**Directive:** Give every line of the data again, unchanged, but with no pictures.

**Exercise inputs:**
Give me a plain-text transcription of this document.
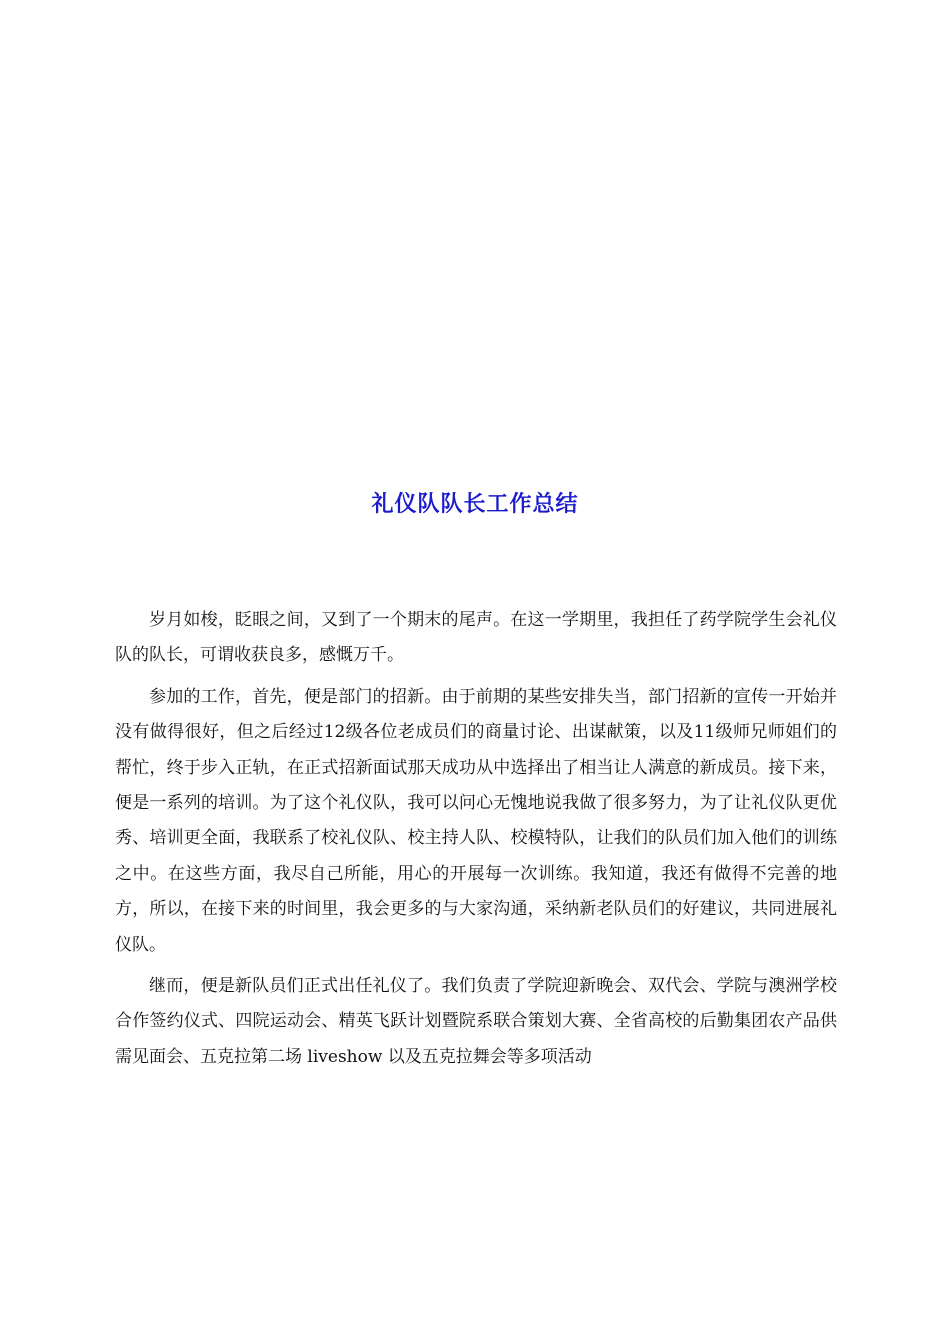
礼仪队队长工作总结

岁月如梭，眨眼之间，又到了一个期末的尾声。在这一学期里，我担任了药学院学生会礼仪队的队长，可谓收获良多，感慨万千。

参加的工作，首先，便是部门的招新。由于前期的某些安排失当，部门招新的宣传一开始并没有做得很好，但之后经过12级各位老成员们的商量讨论、出谋献策，以及11级师兄师姐们的帮忙，终于步入正轨，在正式招新面试那天成功从中选择出了相当让人满意的新成员。接下来，便是一系列的培训。为了这个礼仪队，我可以问心无愧地说我做了很多努力，为了让礼仪队更优秀、培训更全面，我联系了校礼仪队、校主持人队、校模特队，让我们的队员们加入他们的训练之中。在这些方面，我尽自己所能，用心的开展每一次训练。我知道，我还有做得不完善的地方，所以，在接下来的时间里，我会更多的与大家沟通，采纳新老队员们的好建议，共同进展礼仪队。

继而，便是新队员们正式出任礼仪了。我们负责了学院迎新晚会、双代会、学院与澳洲学校合作签约仪式、四院运动会、精英飞跃计划暨院系联合策划大赛、全省高校的后勤集团农产品供需见面会、五克拉第二场 liveshow 以及五克拉舞会等多项活动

**Task answer:**
Give me a plain-text transcription of this document.
礼仪队队长工作总结

岁月如梭，眨眼之间，又到了一个期末的尾声。在这一学期里，我担任了药学院学生会礼仪队的队长，可谓收获良多，感慨万千。

参加的工作，首先，便是部门的招新。由于前期的某些安排失当，部门招新的宣传一开始并没有做得很好，但之后经过12级各位老成员们的商量讨论、出谋献策，以及11级师兄师姐们的帮忙，终于步入正轨，在正式招新面试那天成功从中选择出了相当让人满意的新成员。接下来，便是一系列的培训。为了这个礼仪队，我可以问心无愧地说我做了很多努力，为了让礼仪队更优秀、培训更全面，我联系了校礼仪队、校主持人队、校模特队，让我们的队员们加入他们的训练之中。在这些方面，我尽自己所能，用心的开展每一次训练。我知道，我还有做得不完善的地方，所以，在接下来的时间里，我会更多的与大家沟通，采纳新老队员们的好建议，共同进展礼仪队。

继而，便是新队员们正式出任礼仪了。我们负责了学院迎新晚会、双代会、学院与澳洲学校合作签约仪式、四院运动会、精英飞跃计划暨院系联合策划大赛、全省高校的后勤集团农产品供需见面会、五克拉第二场 liveshow 以及五克拉舞会等多项活动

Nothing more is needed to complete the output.